Task details — Your task is to print the material below exactly as presented.

Records from a data collection:
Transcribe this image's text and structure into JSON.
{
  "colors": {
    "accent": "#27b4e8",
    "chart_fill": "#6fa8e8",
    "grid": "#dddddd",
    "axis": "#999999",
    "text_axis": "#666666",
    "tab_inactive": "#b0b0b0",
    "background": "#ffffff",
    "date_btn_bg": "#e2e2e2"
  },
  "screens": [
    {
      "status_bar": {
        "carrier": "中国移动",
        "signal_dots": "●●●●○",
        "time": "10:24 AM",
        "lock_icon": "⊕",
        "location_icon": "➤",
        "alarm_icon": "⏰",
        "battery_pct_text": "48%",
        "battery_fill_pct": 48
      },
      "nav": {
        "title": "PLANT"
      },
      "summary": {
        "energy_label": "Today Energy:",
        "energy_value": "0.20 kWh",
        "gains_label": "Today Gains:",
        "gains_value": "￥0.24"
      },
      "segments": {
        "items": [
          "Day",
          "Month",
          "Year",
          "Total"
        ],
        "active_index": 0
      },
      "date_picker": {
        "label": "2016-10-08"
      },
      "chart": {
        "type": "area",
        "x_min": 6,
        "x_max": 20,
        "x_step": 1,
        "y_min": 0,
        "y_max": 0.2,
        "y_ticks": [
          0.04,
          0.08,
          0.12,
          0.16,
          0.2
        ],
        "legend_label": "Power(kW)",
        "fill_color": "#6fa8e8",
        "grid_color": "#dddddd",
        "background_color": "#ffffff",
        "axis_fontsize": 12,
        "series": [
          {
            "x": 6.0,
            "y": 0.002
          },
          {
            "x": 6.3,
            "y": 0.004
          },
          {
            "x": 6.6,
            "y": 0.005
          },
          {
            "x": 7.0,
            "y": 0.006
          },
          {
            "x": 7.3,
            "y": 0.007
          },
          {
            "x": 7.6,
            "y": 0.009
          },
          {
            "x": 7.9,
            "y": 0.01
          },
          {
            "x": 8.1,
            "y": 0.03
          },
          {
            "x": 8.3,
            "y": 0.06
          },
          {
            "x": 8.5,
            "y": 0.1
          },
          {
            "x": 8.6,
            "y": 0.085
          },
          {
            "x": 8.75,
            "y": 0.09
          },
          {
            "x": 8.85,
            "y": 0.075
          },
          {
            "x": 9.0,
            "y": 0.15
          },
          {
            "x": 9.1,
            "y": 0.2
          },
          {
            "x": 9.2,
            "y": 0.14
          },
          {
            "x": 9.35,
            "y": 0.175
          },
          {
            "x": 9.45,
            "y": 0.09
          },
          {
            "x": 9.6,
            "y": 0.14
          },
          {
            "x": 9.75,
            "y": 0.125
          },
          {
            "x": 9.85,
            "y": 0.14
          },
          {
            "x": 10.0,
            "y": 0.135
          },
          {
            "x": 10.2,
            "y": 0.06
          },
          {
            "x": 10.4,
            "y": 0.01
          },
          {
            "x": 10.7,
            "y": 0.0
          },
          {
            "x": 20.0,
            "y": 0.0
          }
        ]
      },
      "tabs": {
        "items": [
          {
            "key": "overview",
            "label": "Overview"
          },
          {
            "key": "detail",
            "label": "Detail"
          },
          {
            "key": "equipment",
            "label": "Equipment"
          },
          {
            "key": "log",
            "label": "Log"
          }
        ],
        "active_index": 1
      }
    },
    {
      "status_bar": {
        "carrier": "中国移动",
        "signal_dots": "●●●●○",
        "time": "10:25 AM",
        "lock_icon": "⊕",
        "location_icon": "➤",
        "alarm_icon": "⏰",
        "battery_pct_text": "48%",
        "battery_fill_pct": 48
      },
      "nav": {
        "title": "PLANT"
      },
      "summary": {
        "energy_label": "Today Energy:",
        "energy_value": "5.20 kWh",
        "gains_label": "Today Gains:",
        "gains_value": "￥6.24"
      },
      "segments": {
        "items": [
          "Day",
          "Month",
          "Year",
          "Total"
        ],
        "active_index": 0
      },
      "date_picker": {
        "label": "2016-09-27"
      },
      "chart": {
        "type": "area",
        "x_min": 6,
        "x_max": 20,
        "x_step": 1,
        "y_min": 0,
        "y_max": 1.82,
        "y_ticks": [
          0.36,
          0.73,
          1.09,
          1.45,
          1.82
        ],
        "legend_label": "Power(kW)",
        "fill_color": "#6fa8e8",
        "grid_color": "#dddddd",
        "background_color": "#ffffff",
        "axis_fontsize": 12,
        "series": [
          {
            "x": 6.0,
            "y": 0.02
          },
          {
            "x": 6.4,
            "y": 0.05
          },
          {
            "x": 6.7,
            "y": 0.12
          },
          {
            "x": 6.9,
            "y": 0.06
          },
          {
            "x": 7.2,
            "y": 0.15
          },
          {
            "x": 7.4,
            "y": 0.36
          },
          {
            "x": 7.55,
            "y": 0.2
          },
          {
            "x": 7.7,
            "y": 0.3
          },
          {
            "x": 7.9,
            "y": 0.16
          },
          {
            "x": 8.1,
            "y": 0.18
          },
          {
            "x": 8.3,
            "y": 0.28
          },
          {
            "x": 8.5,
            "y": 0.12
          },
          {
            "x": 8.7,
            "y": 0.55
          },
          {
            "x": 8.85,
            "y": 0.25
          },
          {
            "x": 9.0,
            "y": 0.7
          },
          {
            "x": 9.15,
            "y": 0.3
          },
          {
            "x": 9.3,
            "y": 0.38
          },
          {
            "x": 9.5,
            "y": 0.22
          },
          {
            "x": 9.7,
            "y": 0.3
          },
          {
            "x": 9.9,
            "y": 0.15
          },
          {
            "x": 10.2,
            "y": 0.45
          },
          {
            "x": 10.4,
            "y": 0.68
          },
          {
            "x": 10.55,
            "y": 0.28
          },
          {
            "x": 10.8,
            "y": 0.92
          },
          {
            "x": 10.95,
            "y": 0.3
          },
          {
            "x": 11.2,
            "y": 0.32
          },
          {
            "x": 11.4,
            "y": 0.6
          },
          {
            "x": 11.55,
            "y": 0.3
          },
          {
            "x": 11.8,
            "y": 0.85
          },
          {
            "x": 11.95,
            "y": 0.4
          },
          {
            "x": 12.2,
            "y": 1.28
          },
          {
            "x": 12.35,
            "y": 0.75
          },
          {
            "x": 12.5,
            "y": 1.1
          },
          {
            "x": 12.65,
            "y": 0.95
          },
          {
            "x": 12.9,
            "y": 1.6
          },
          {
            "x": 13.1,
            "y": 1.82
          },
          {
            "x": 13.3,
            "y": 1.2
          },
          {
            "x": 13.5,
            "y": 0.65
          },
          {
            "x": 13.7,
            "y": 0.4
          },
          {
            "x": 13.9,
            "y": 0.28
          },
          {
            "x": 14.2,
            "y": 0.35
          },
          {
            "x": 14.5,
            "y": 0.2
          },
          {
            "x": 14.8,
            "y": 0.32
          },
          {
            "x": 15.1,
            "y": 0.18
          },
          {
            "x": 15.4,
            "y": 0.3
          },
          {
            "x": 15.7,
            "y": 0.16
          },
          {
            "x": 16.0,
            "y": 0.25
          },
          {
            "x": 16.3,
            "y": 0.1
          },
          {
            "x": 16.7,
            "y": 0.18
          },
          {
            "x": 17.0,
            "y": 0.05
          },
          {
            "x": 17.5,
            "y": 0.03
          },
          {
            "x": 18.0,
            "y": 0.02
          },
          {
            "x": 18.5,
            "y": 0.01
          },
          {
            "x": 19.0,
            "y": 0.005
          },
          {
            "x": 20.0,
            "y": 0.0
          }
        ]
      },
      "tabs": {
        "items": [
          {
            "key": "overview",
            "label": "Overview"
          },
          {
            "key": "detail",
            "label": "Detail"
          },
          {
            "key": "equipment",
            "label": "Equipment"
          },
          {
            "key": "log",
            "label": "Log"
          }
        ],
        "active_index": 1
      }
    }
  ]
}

Problem solution —
Transcribe this image's text and structure into JSON.
{
  "colors": {
    "accent": "#27b4e8",
    "chart_fill": "#6fa8e8",
    "grid": "#dddddd",
    "axis": "#999999",
    "text_axis": "#666666",
    "tab_inactive": "#b0b0b0",
    "background": "#ffffff",
    "date_btn_bg": "#e2e2e2"
  },
  "screens": [
    {
      "status_bar": {
        "carrier": "中国移动",
        "signal_dots": "●●●●○",
        "time": "10:24 AM",
        "lock_icon": "⊕",
        "location_icon": "➤",
        "alarm_icon": "⏰",
        "battery_pct_text": "48%",
        "battery_fill_pct": 48
      },
      "nav": {
        "title": "PLANT"
      },
      "summary": {
        "energy_label": "Today Energy:",
        "energy_value": "0.20 kWh",
        "gains_label": "Today Gains:",
        "gains_value": "￥0.24"
      },
      "segments": {
        "items": [
          "Day",
          "Month",
          "Year",
          "Total"
        ],
        "active_index": 0
      },
      "date_picker": {
        "label": "2016-10-08"
      },
      "chart": {
        "type": "area",
        "x_min": 6,
        "x_max": 20,
        "x_step": 1,
        "y_min": 0,
        "y_max": 0.2,
        "y_ticks": [
          0.04,
          0.08,
          0.12,
          0.16,
          0.2
        ],
        "legend_label": "Power(kW)",
        "fill_color": "#6fa8e8",
        "grid_color": "#dddddd",
        "background_color": "#ffffff",
        "axis_fontsize": 12,
        "series": [
          {
            "x": 6.0,
            "y": 0.002
          },
          {
            "x": 6.3,
            "y": 0.004
          },
          {
            "x": 6.6,
            "y": 0.005
          },
          {
            "x": 7.0,
            "y": 0.006
          },
          {
            "x": 7.3,
            "y": 0.007
          },
          {
            "x": 7.6,
            "y": 0.009
          },
          {
            "x": 7.9,
            "y": 0.01
          },
          {
            "x": 8.1,
            "y": 0.03
          },
          {
            "x": 8.3,
            "y": 0.06
          },
          {
            "x": 8.5,
            "y": 0.1
          },
          {
            "x": 8.6,
            "y": 0.085
          },
          {
            "x": 8.75,
            "y": 0.09
          },
          {
            "x": 8.85,
            "y": 0.075
          },
          {
            "x": 9.0,
            "y": 0.15
          },
          {
            "x": 9.1,
            "y": 0.2
          },
          {
            "x": 9.2,
            "y": 0.14
          },
          {
            "x": 9.35,
            "y": 0.175
          },
          {
            "x": 9.45,
            "y": 0.09
          },
          {
            "x": 9.6,
            "y": 0.14
          },
          {
            "x": 9.75,
            "y": 0.125
          },
          {
            "x": 9.85,
            "y": 0.14
          },
          {
            "x": 10.0,
            "y": 0.135
          },
          {
            "x": 10.2,
            "y": 0.06
          },
          {
            "x": 10.4,
            "y": 0.01
          },
          {
            "x": 10.7,
            "y": 0.0
          },
          {
            "x": 20.0,
            "y": 0.0
          }
        ]
      },
      "tabs": {
        "items": [
          {
            "key": "overview",
            "label": "Overview"
          },
          {
            "key": "detail",
            "label": "Detail"
          },
          {
            "key": "equipment",
            "label": "Equipment"
          },
          {
            "key": "log",
            "label": "Log"
          }
        ],
        "active_index": 1
      }
    },
    {
      "status_bar": {
        "carrier": "中国移动",
        "signal_dots": "●●●●○",
        "time": "10:25 AM",
        "lock_icon": "⊕",
        "location_icon": "➤",
        "alarm_icon": "⏰",
        "battery_pct_text": "48%",
        "battery_fill_pct": 48
      },
      "nav": {
        "title": "PLANT"
      },
      "summary": {
        "energy_label": "Today Energy:",
        "energy_value": "5.20 kWh",
        "gains_label": "Today Gains:",
        "gains_value": "￥6.24"
      },
      "segments": {
        "items": [
          "Day",
          "Month",
          "Year",
          "Total"
        ],
        "active_index": 0
      },
      "date_picker": {
        "label": "2016-09-27"
      },
      "chart": {
        "type": "area",
        "x_min": 6,
        "x_max": 20,
        "x_step": 1,
        "y_min": 0,
        "y_max": 1.82,
        "y_ticks": [
          0.36,
          0.73,
          1.09,
          1.45,
          1.82
        ],
        "legend_label": "Power(kW)",
        "fill_color": "#6fa8e8",
        "grid_color": "#dddddd",
        "background_color": "#ffffff",
        "axis_fontsize": 12,
        "series": [
          {
            "x": 6.0,
            "y": 0.02
          },
          {
            "x": 6.4,
            "y": 0.05
          },
          {
            "x": 6.7,
            "y": 0.12
          },
          {
            "x": 6.9,
            "y": 0.06
          },
          {
            "x": 7.2,
            "y": 0.15
          },
          {
            "x": 7.4,
            "y": 0.36
          },
          {
            "x": 7.55,
            "y": 0.2
          },
          {
            "x": 7.7,
            "y": 0.3
          },
          {
            "x": 7.9,
            "y": 0.16
          },
          {
            "x": 8.1,
            "y": 0.18
          },
          {
            "x": 8.3,
            "y": 0.28
          },
          {
            "x": 8.5,
            "y": 0.12
          },
          {
            "x": 8.7,
            "y": 0.55
          },
          {
            "x": 8.85,
            "y": 0.25
          },
          {
            "x": 9.0,
            "y": 0.7
          },
          {
            "x": 9.15,
            "y": 0.3
          },
          {
            "x": 9.3,
            "y": 0.38
          },
          {
            "x": 9.5,
            "y": 0.22
          },
          {
            "x": 9.7,
            "y": 0.3
          },
          {
            "x": 9.9,
            "y": 0.15
          },
          {
            "x": 10.2,
            "y": 0.45
          },
          {
            "x": 10.4,
            "y": 0.68
          },
          {
            "x": 10.55,
            "y": 0.28
          },
          {
            "x": 10.8,
            "y": 0.92
          },
          {
            "x": 10.95,
            "y": 0.3
          },
          {
            "x": 11.2,
            "y": 0.32
          },
          {
            "x": 11.4,
            "y": 0.6
          },
          {
            "x": 11.55,
            "y": 0.3
          },
          {
            "x": 11.8,
            "y": 0.85
          },
          {
            "x": 11.95,
            "y": 0.4
          },
          {
            "x": 12.2,
            "y": 1.28
          },
          {
            "x": 12.35,
            "y": 0.75
          },
          {
            "x": 12.5,
            "y": 1.1
          },
          {
            "x": 12.65,
            "y": 0.95
          },
          {
            "x": 12.9,
            "y": 1.6
          },
          {
            "x": 13.1,
            "y": 1.82
          },
          {
            "x": 13.3,
            "y": 1.2
          },
          {
            "x": 13.5,
            "y": 0.65
          },
          {
            "x": 13.7,
            "y": 0.4
          },
          {
            "x": 13.9,
            "y": 0.28
          },
          {
            "x": 14.2,
            "y": 0.35
          },
          {
            "x": 14.5,
            "y": 0.2
          },
          {
            "x": 14.8,
            "y": 0.32
          },
          {
            "x": 15.1,
            "y": 0.18
          },
          {
            "x": 15.4,
            "y": 0.3
          },
          {
            "x": 15.7,
            "y": 0.16
          },
          {
            "x": 16.0,
            "y": 0.25
          },
          {
            "x": 16.3,
            "y": 0.1
          },
          {
            "x": 16.7,
            "y": 0.18
          },
          {
            "x": 17.0,
            "y": 0.05
          },
          {
            "x": 17.5,
            "y": 0.03
          },
          {
            "x": 18.0,
            "y": 0.02
          },
          {
            "x": 18.5,
            "y": 0.01
          },
          {
            "x": 19.0,
            "y": 0.005
          },
          {
            "x": 20.0,
            "y": 0.0
          }
        ]
      },
      "tabs": {
        "items": [
          {
            "key": "overview",
            "label": "Overview"
          },
          {
            "key": "detail",
            "label": "Detail"
          },
          {
            "key": "equipment",
            "label": "Equipment"
          },
          {
            "key": "log",
            "label": "Log"
          }
        ],
        "active_index": 1
      }
    }
  ]
}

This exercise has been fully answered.